Search the entries below. Return every line that has "Knightley" in it.

Material:
---
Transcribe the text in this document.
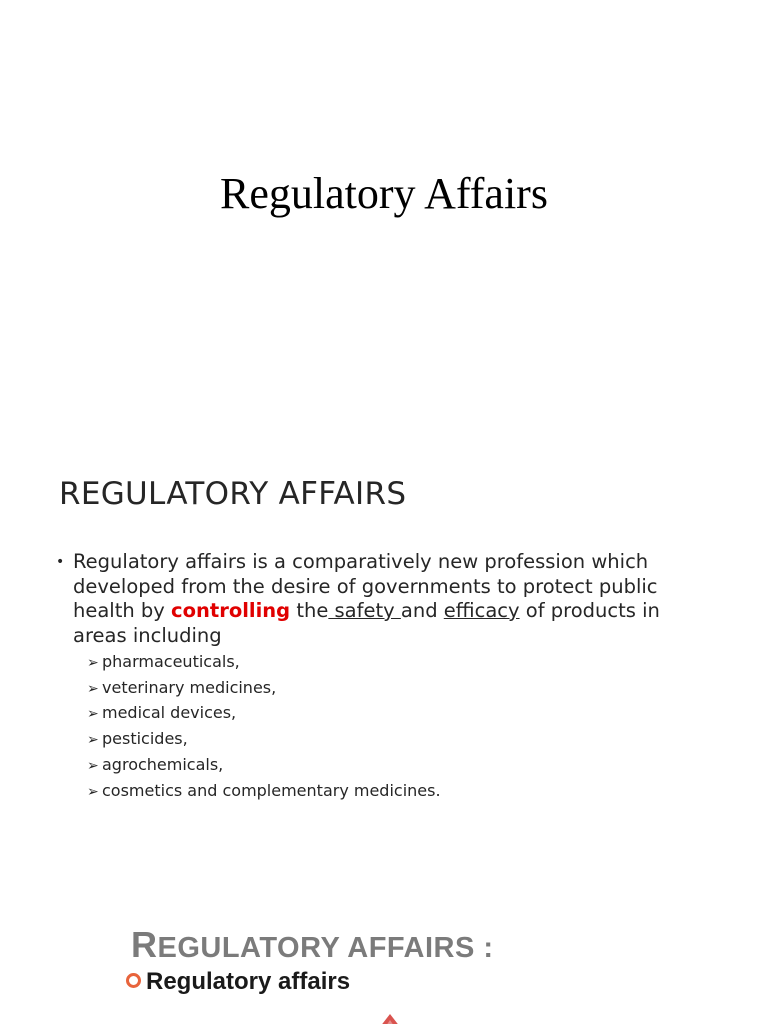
Regulatory Affairs
REGULATORY AFFAIRS
• Regulatory affairs is a comparatively new profession which developed from the desire of governments to protect public health by controlling the safety and efficacy of products in areas including
➢ pharmaceuticals,
➢ veterinary medicines,
➢ medical devices,
➢ pesticides,
➢ agrochemicals,
➢ cosmetics and complementary medicines.
REGULATORY AFFAIRS :
Regulatory affairs
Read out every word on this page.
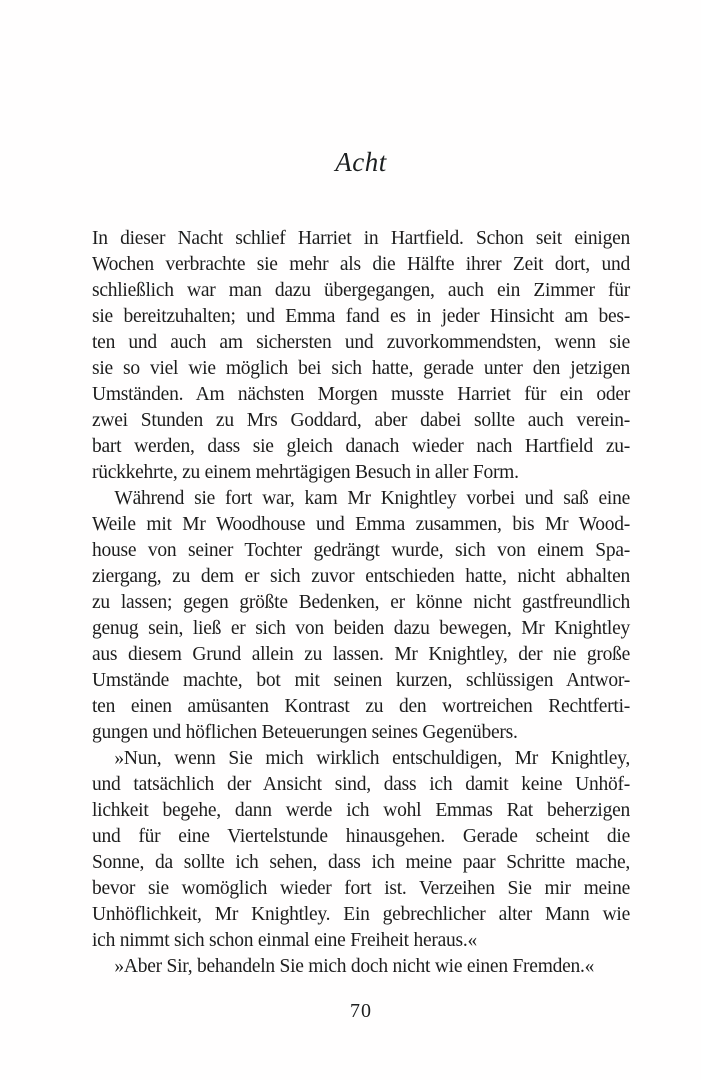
Acht
In dieser Nacht schlief Harriet in Hartfield. Schon seit einigen
Wochen verbrachte sie mehr als die Hälfte ihrer Zeit dort, und
schließlich war man dazu übergegangen, auch ein Zimmer für
sie bereitzuhalten; und Emma fand es in jeder Hinsicht am bes-
ten und auch am sichersten und zuvorkommendsten, wenn sie
sie so viel wie möglich bei sich hatte, gerade unter den jetzigen
Umständen. Am nächsten Morgen musste Harriet für ein oder
zwei Stunden zu Mrs Goddard, aber dabei sollte auch verein-
bart werden, dass sie gleich danach wieder nach Hartfield zu-
rückkehrte, zu einem mehrtägigen Besuch in aller Form.
Während sie fort war, kam Mr Knightley vorbei und saß eine
Weile mit Mr Woodhouse und Emma zusammen, bis Mr Wood-
house von seiner Tochter gedrängt wurde, sich von einem Spa-
ziergang, zu dem er sich zuvor entschieden hatte, nicht abhalten
zu lassen; gegen größte Bedenken, er könne nicht gastfreundlich
genug sein, ließ er sich von beiden dazu bewegen, Mr Knightley
aus diesem Grund allein zu lassen. Mr Knightley, der nie große
Umstände machte, bot mit seinen kurzen, schlüssigen Antwor-
ten einen amüsanten Kontrast zu den wortreichen Rechtferti-
gungen und höflichen Beteuerungen seines Gegenübers.
»Nun, wenn Sie mich wirklich entschuldigen, Mr Knightley,
und tatsächlich der Ansicht sind, dass ich damit keine Unhöf-
lichkeit begehe, dann werde ich wohl Emmas Rat beherzigen
und für eine Viertelstunde hinausgehen. Gerade scheint die
Sonne, da sollte ich sehen, dass ich meine paar Schritte mache,
bevor sie womöglich wieder fort ist. Verzeihen Sie mir meine
Unhöflichkeit, Mr Knightley. Ein gebrechlicher alter Mann wie
ich nimmt sich schon einmal eine Freiheit heraus.«
»Aber Sir, behandeln Sie mich doch nicht wie einen Fremden.«
70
---
Output below:
Während sie fort war, kam Mr Knightley vorbei und saß eine
genug sein, ließ er sich von beiden dazu bewegen, Mr Knightley
aus diesem Grund allein zu lassen. Mr Knightley, der nie große
»Nun, wenn Sie mich wirklich entschuldigen, Mr Knightley,
Unhöflichkeit, Mr Knightley. Ein gebrechlicher alter Mann wie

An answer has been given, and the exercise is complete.